### Structured figure records

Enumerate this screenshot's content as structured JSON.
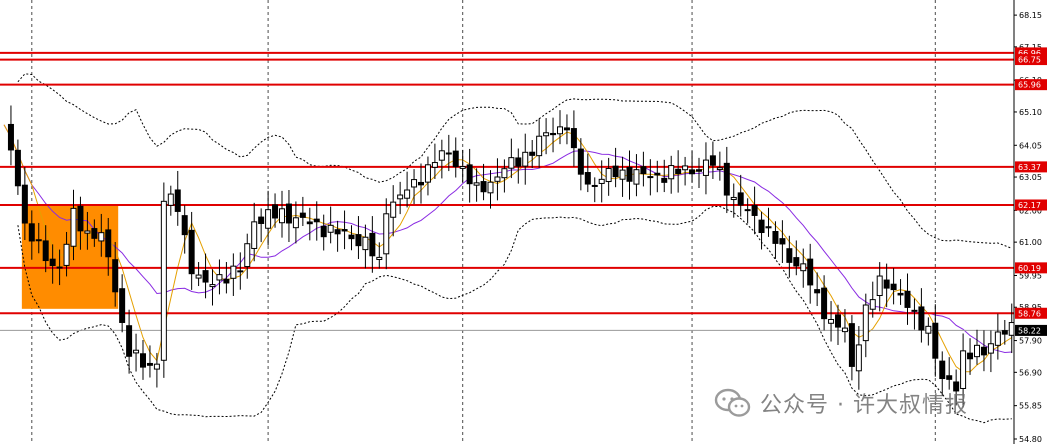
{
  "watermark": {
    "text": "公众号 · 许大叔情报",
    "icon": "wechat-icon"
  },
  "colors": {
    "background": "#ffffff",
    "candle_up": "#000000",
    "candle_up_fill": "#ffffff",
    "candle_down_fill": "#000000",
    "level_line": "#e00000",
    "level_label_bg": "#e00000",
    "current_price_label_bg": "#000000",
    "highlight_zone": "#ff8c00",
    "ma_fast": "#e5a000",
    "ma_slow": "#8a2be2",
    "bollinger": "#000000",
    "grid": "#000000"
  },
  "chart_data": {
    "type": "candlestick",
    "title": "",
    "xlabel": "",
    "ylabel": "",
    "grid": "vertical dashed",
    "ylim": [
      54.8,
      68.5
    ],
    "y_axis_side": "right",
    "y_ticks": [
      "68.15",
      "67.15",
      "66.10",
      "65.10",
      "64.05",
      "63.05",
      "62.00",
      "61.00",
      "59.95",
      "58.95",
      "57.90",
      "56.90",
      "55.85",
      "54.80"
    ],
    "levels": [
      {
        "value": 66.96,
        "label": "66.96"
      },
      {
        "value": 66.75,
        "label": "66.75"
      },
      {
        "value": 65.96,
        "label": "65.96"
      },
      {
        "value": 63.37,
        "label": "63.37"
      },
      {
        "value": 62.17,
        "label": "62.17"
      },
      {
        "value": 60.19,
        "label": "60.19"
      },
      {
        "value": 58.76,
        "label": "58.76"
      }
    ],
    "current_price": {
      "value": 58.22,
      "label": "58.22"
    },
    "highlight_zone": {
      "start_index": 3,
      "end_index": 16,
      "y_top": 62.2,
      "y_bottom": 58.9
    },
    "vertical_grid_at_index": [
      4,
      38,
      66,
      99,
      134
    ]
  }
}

...

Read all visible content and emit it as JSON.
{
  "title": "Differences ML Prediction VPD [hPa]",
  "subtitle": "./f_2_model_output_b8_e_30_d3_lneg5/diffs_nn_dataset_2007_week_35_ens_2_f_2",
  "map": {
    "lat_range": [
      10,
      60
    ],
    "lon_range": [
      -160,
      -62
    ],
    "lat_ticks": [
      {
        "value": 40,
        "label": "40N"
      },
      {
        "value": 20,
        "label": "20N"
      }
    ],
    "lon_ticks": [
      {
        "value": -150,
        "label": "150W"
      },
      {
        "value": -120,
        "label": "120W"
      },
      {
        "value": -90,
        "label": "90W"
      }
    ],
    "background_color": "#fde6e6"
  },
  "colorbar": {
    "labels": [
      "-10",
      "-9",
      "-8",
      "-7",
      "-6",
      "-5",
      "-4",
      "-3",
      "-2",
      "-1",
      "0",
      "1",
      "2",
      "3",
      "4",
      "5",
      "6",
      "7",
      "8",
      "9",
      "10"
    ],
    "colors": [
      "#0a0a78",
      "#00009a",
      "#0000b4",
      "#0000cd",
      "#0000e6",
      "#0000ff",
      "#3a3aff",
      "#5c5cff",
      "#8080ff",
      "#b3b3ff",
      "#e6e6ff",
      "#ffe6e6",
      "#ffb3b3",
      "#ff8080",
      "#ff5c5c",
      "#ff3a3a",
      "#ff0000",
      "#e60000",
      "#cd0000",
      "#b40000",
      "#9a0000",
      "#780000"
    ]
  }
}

### Brief
Only the number is wanted: how many lines of these entries contain the string "content"?

### Solution to this task
2